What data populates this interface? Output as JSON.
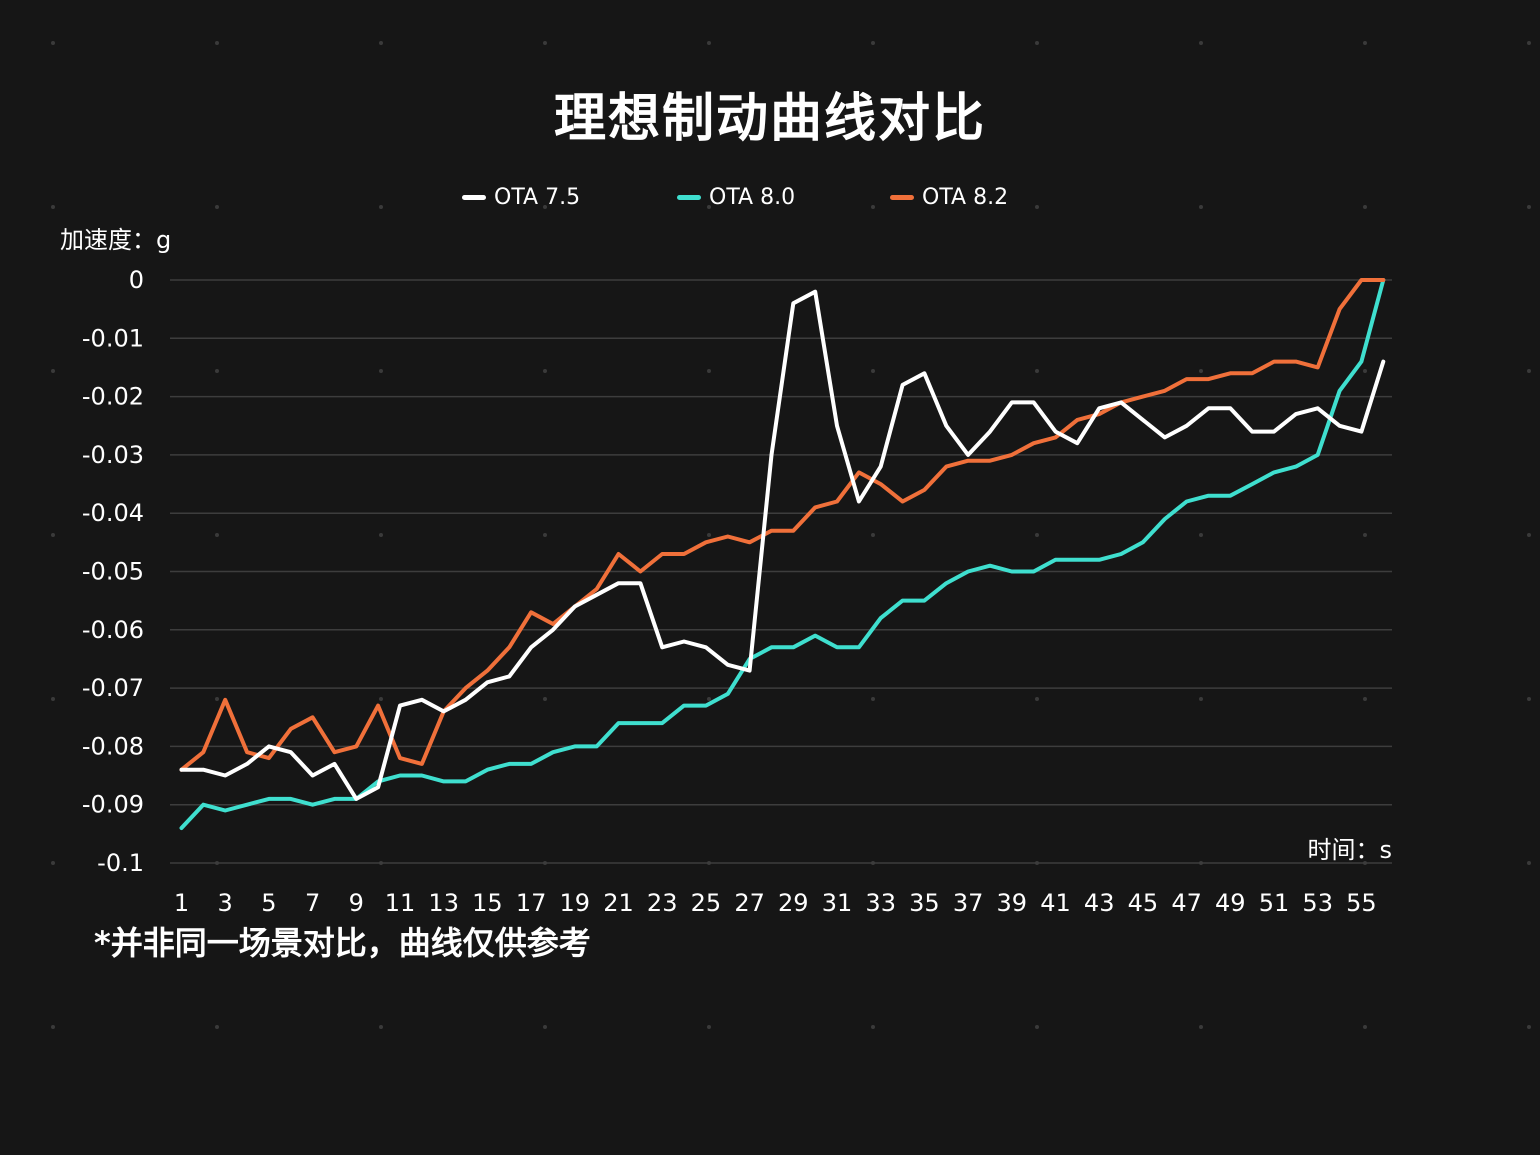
{
  "chart_data": {
    "type": "line",
    "title": "理想制动曲线对比",
    "ylabel": "加速度：g",
    "xlabel": "时间：s",
    "note": "*并非同一场景对比，曲线仅供参考",
    "ylim": [
      -0.1,
      0
    ],
    "yticks": [
      "0",
      "-0.01",
      "-0.02",
      "-0.03",
      "-0.04",
      "-0.05",
      "-0.06",
      "-0.07",
      "-0.08",
      "-0.09",
      "-0.1"
    ],
    "xticks": [
      "1",
      "3",
      "5",
      "7",
      "9",
      "11",
      "13",
      "15",
      "17",
      "19",
      "21",
      "23",
      "25",
      "27",
      "29",
      "31",
      "33",
      "35",
      "37",
      "39",
      "41",
      "43",
      "45",
      "47",
      "49",
      "51",
      "53",
      "55"
    ],
    "legend_position": "top",
    "grid": true,
    "x": [
      1,
      2,
      3,
      4,
      5,
      6,
      7,
      8,
      9,
      10,
      11,
      12,
      13,
      14,
      15,
      16,
      17,
      18,
      19,
      20,
      21,
      22,
      23,
      24,
      25,
      26,
      27,
      28,
      29,
      30,
      31,
      32,
      33,
      34,
      35,
      36,
      37,
      38,
      39,
      40,
      41,
      42,
      43,
      44,
      45,
      46,
      47,
      48,
      49,
      50,
      51,
      52,
      53,
      54,
      55,
      56
    ],
    "series": [
      {
        "name": "OTA 7.5",
        "color": "#ffffff",
        "values": [
          -0.084,
          -0.084,
          -0.085,
          -0.083,
          -0.08,
          -0.081,
          -0.085,
          -0.083,
          -0.089,
          -0.087,
          -0.073,
          -0.072,
          -0.074,
          -0.072,
          -0.069,
          -0.068,
          -0.063,
          -0.06,
          -0.056,
          -0.054,
          -0.052,
          -0.052,
          -0.063,
          -0.062,
          -0.063,
          -0.066,
          -0.067,
          -0.03,
          -0.004,
          -0.002,
          -0.025,
          -0.038,
          -0.032,
          -0.018,
          -0.016,
          -0.025,
          -0.03,
          -0.026,
          -0.021,
          -0.021,
          -0.026,
          -0.028,
          -0.022,
          -0.021,
          -0.024,
          -0.027,
          -0.025,
          -0.022,
          -0.022,
          -0.026,
          -0.026,
          -0.023,
          -0.022,
          -0.025,
          -0.026,
          -0.014
        ]
      },
      {
        "name": "OTA 8.0",
        "color": "#3fdfcf",
        "values": [
          -0.094,
          -0.09,
          -0.091,
          -0.09,
          -0.089,
          -0.089,
          -0.09,
          -0.089,
          -0.089,
          -0.086,
          -0.085,
          -0.085,
          -0.086,
          -0.086,
          -0.084,
          -0.083,
          -0.083,
          -0.081,
          -0.08,
          -0.08,
          -0.076,
          -0.076,
          -0.076,
          -0.073,
          -0.073,
          -0.071,
          -0.065,
          -0.063,
          -0.063,
          -0.061,
          -0.063,
          -0.063,
          -0.058,
          -0.055,
          -0.055,
          -0.052,
          -0.05,
          -0.049,
          -0.05,
          -0.05,
          -0.048,
          -0.048,
          -0.048,
          -0.047,
          -0.045,
          -0.041,
          -0.038,
          -0.037,
          -0.037,
          -0.035,
          -0.033,
          -0.032,
          -0.03,
          -0.019,
          -0.014,
          0
        ]
      },
      {
        "name": "OTA 8.2",
        "color": "#f0703a",
        "values": [
          -0.084,
          -0.081,
          -0.072,
          -0.081,
          -0.082,
          -0.077,
          -0.075,
          -0.081,
          -0.08,
          -0.073,
          -0.082,
          -0.083,
          -0.074,
          -0.07,
          -0.067,
          -0.063,
          -0.057,
          -0.059,
          -0.056,
          -0.053,
          -0.047,
          -0.05,
          -0.047,
          -0.047,
          -0.045,
          -0.044,
          -0.045,
          -0.043,
          -0.043,
          -0.039,
          -0.038,
          -0.033,
          -0.035,
          -0.038,
          -0.036,
          -0.032,
          -0.031,
          -0.031,
          -0.03,
          -0.028,
          -0.027,
          -0.024,
          -0.023,
          -0.021,
          -0.02,
          -0.019,
          -0.017,
          -0.017,
          -0.016,
          -0.016,
          -0.014,
          -0.014,
          -0.015,
          -0.005,
          0,
          0
        ]
      }
    ]
  }
}
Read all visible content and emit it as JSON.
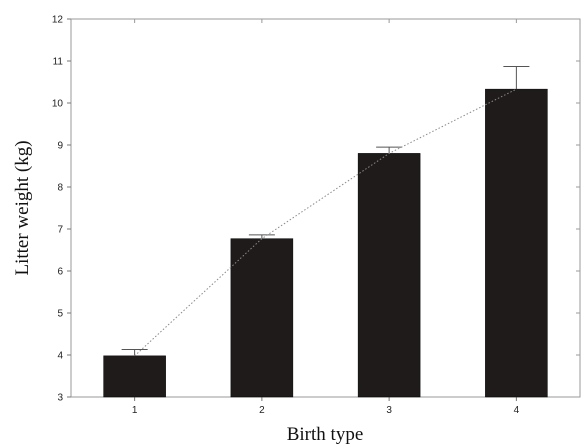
{
  "chart_data": {
    "type": "bar",
    "title": "",
    "xlabel": "Birth type",
    "ylabel": "Litter weight (kg)",
    "categories": [
      "1",
      "2",
      "3",
      "4"
    ],
    "values": [
      3.98,
      6.77,
      8.8,
      10.33
    ],
    "error_upper": [
      4.13,
      6.86,
      8.95,
      10.87
    ],
    "ylim": [
      3,
      12
    ],
    "yticks": [
      "3",
      "4",
      "5",
      "6",
      "7",
      "8",
      "9",
      "10",
      "11",
      "12"
    ],
    "trend_line": "dotted line through bar tops",
    "bar_color": "#1f1b1a",
    "grid": false
  }
}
------
■ What the exercise asks: Reproduce word for word the lines running from the line with "Read all visible content and emit it as JSON." through the end of the data, both included, and nothing else; leave out the pictures.

■ Exercise result:
Read all visible content and emit it as JSON.
{
  "chart_data": {
    "type": "bar",
    "title": "",
    "xlabel": "Birth type",
    "ylabel": "Litter weight (kg)",
    "categories": [
      "1",
      "2",
      "3",
      "4"
    ],
    "values": [
      3.98,
      6.77,
      8.8,
      10.33
    ],
    "error_upper": [
      4.13,
      6.86,
      8.95,
      10.87
    ],
    "ylim": [
      3,
      12
    ],
    "yticks": [
      "3",
      "4",
      "5",
      "6",
      "7",
      "8",
      "9",
      "10",
      "11",
      "12"
    ],
    "trend_line": "dotted line through bar tops",
    "bar_color": "#1f1b1a",
    "grid": false
  }
}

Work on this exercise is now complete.